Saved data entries
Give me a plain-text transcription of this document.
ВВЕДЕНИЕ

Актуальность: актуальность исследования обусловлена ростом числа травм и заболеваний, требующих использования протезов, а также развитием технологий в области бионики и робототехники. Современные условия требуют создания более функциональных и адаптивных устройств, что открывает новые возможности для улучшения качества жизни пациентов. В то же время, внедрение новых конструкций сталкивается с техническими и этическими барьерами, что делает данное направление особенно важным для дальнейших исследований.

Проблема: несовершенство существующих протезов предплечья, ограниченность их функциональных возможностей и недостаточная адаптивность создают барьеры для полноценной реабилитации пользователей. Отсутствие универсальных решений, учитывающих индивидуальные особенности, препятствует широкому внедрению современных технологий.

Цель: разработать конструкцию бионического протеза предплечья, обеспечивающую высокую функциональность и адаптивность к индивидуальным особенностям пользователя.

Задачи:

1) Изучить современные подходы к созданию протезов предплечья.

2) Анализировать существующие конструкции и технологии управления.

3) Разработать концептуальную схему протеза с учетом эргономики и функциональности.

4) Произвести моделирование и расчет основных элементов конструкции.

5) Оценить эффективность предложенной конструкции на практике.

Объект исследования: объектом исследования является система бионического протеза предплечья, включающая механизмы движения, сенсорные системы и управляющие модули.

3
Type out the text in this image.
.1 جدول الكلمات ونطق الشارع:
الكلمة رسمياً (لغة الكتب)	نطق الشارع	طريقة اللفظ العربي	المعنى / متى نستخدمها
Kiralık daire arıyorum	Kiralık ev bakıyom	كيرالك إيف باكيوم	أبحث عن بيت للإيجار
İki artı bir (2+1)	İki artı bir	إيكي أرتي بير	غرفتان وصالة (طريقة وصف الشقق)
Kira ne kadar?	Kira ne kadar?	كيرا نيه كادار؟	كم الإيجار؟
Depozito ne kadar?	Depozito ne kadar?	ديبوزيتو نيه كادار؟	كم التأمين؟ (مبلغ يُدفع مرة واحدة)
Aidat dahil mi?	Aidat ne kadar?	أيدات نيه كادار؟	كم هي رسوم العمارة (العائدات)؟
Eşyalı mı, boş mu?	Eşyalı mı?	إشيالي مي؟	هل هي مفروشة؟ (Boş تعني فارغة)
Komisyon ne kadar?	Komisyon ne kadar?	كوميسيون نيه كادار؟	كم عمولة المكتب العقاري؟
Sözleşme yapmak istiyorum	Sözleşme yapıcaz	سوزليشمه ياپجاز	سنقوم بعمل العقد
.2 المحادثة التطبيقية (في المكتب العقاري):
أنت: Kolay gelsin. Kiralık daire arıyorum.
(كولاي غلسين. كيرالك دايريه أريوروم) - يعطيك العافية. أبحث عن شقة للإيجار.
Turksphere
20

● **Requirements**
Please repeat the listing above in full and exactly.

● **Complete response**
Give me a plain-text transcription of this document.
ВВЕДЕНИЕ

Актуальность: актуальность исследования обусловлена ростом числа травм и заболеваний, требующих использования протезов, а также развитием технологий в области бионики и робототехники. Современные условия требуют создания более функциональных и адаптивных устройств, что открывает новые возможности для улучшения качества жизни пациентов. В то же время, внедрение новых конструкций сталкивается с техническими и этическими барьерами, что делает данное направление особенно важным для дальнейших исследований.

Проблема: несовершенство существующих протезов предплечья, ограниченность их функциональных возможностей и недостаточная адаптивность создают барьеры для полноценной реабилитации пользователей. Отсутствие универсальных решений, учитывающих индивидуальные особенности, препятствует широкому внедрению современных технологий.

Цель: разработать конструкцию бионического протеза предплечья, обеспечивающую высокую функциональность и адаптивность к индивидуальным особенностям пользователя.

Задачи:

1) Изучить современные подходы к созданию протезов предплечья.

2) Анализировать существующие конструкции и технологии управления.

3) Разработать концептуальную схему протеза с учетом эргономики и функциональности.

4) Произвести моделирование и расчет основных элементов конструкции.

5) Оценить эффективность предложенной конструкции на практике.

Объект исследования: объектом исследования является система бионического протеза предплечья, включающая механизмы движения, сенсорные системы и управляющие модули.

3
Type out the text in this image.
.1 جدول الكلمات ونطق الشارع:
الكلمة رسمياً (لغة الكتب)	نطق الشارع	طريقة اللفظ العربي	المعنى / متى نستخدمها
Kiralık daire arıyorum	Kiralık ev bakıyom	كيرالك إيف باكيوم	أبحث عن بيت للإيجار
İki artı bir (2+1)	İki artı bir	إيكي أرتي بير	غرفتان وصالة (طريقة وصف الشقق)
Kira ne kadar?	Kira ne kadar?	كيرا نيه كادار؟	كم الإيجار؟
Depozito ne kadar?	Depozito ne kadar?	ديبوزيتو نيه كادار؟	كم التأمين؟ (مبلغ يُدفع مرة واحدة)
Aidat dahil mi?	Aidat ne kadar?	أيدات نيه كادار؟	كم هي رسوم العمارة (العائدات)؟
Eşyalı mı, boş mu?	Eşyalı mı?	إشيالي مي؟	هل هي مفروشة؟ (Boş تعني فارغة)
Komisyon ne kadar?	Komisyon ne kadar?	كوميسيون نيه كادار؟	كم عمولة المكتب العقاري؟
Sözleşme yapmak istiyorum	Sözleşme yapıcaz	سوزليشمه ياپجاز	سنقوم بعمل العقد
.2 المحادثة التطبيقية (في المكتب العقاري):
أنت: Kolay gelsin. Kiralık daire arıyorum.
(كولاي غلسين. كيرالك دايريه أريوروم) - يعطيك العافية. أبحث عن شقة للإيجار.
Turksphere
20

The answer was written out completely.